start Data section

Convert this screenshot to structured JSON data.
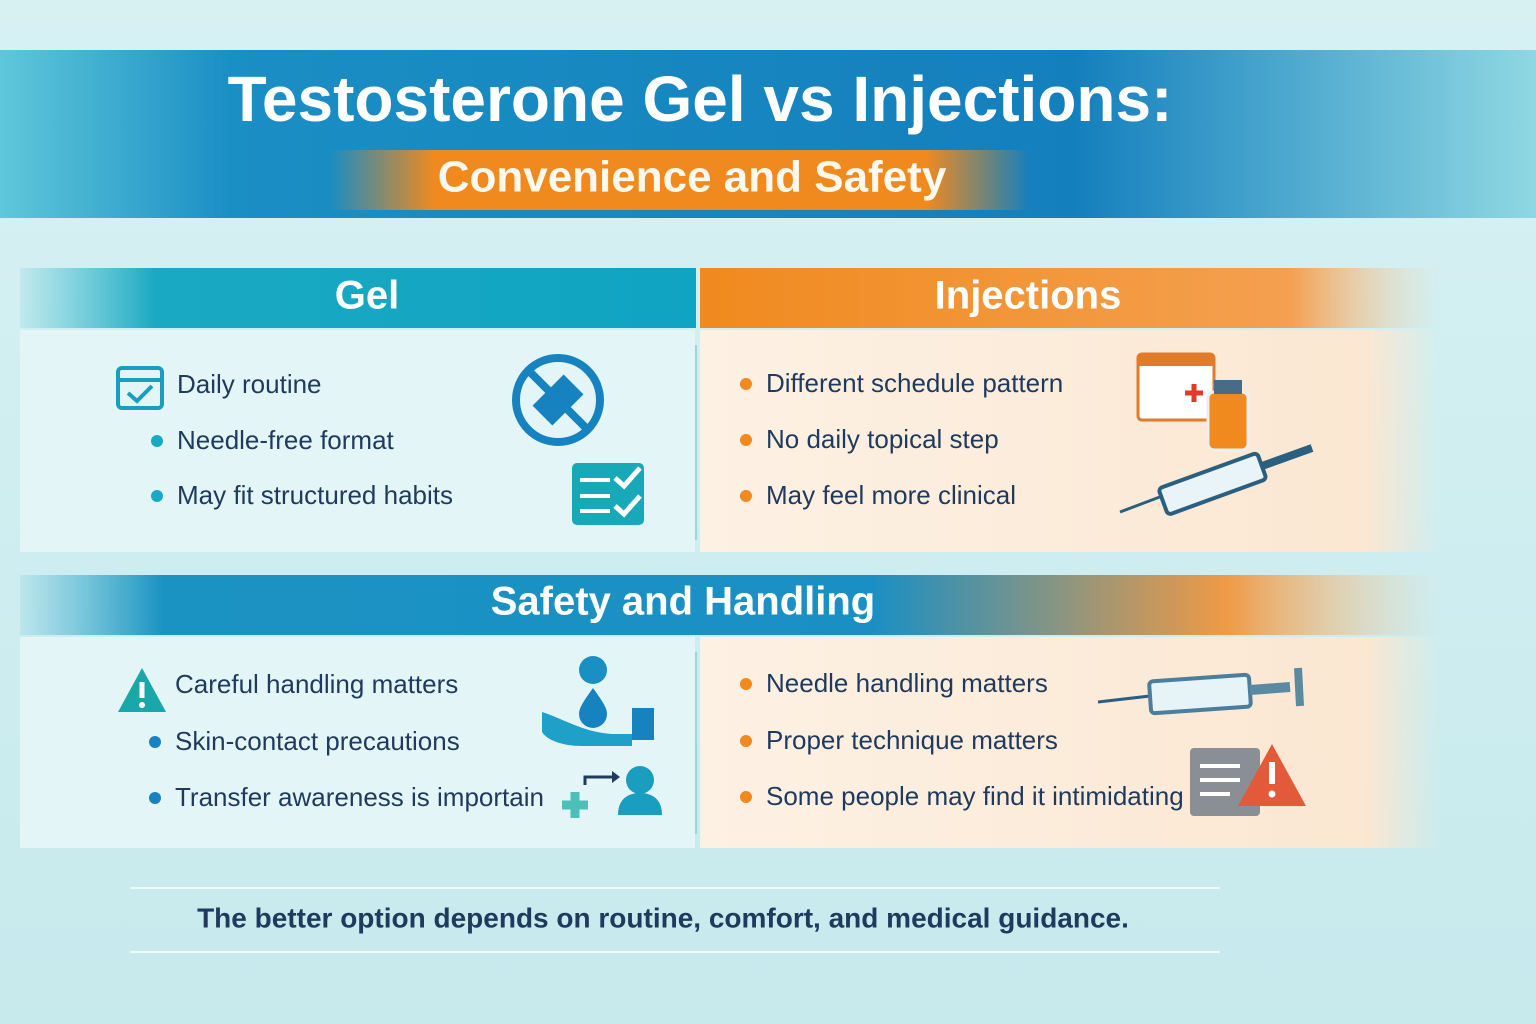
{
  "header": {
    "title": "Testosterone Gel vs Injections:",
    "subtitle": "Convenience and Safety"
  },
  "comparison": {
    "gel": {
      "heading": "Gel",
      "items": [
        "Daily routine",
        "Needle-free format",
        "May fit structured habits"
      ]
    },
    "injections": {
      "heading": "Injections",
      "items": [
        "Different schedule pattern",
        "No daily topical step",
        "May feel more clinical"
      ]
    }
  },
  "safety": {
    "heading": "Safety and Handling",
    "gel_items": [
      "Careful handling matters",
      "Skin-contact precautions",
      "Transfer awareness is importain"
    ],
    "injection_items": [
      "Needle handling matters",
      "Proper technique matters",
      "Some people may find it intimidating"
    ]
  },
  "footer": "The better option depends on routine, comfort, and medical guidance."
}
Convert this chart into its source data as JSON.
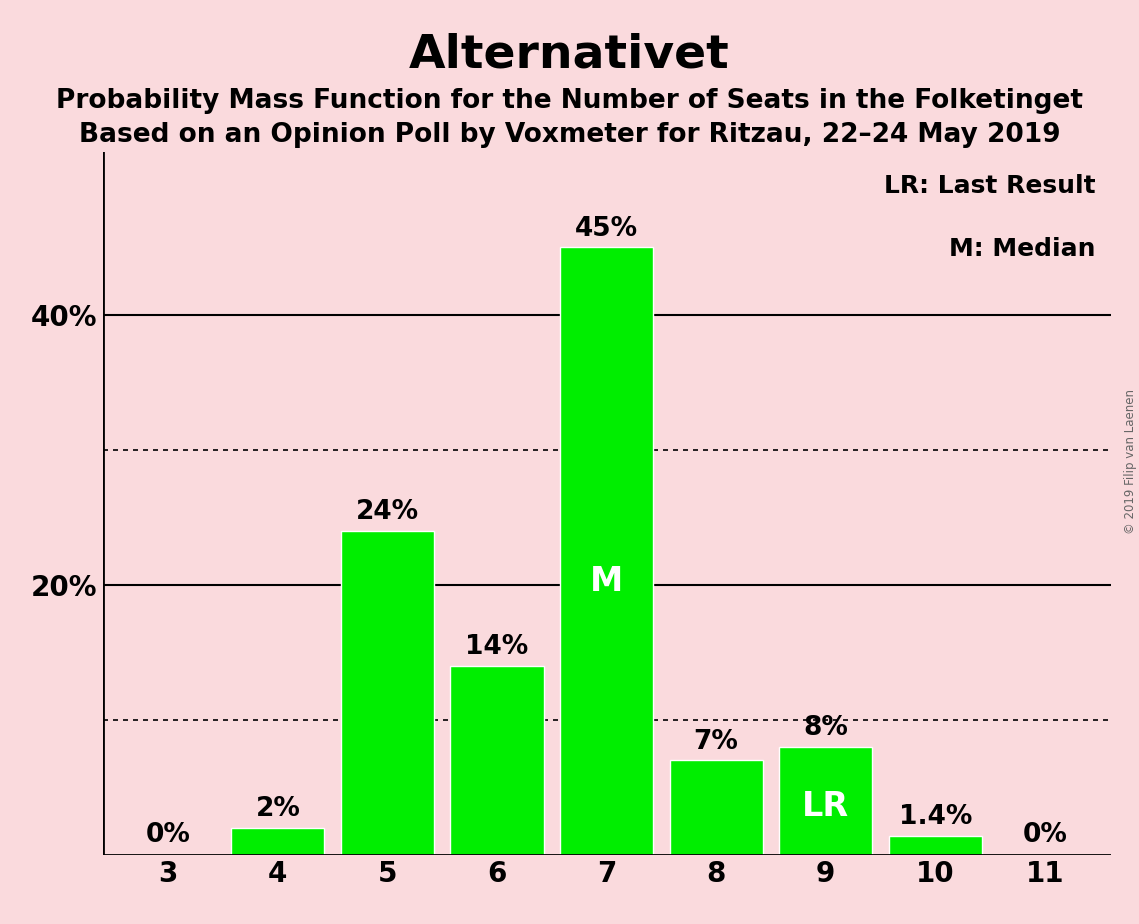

end Data section

= Exercise =
Which lines include the word "JSON"? List them all.

= Task result =
Convert this screenshot to structured JSON data.
Convert this chart into its source data as JSON.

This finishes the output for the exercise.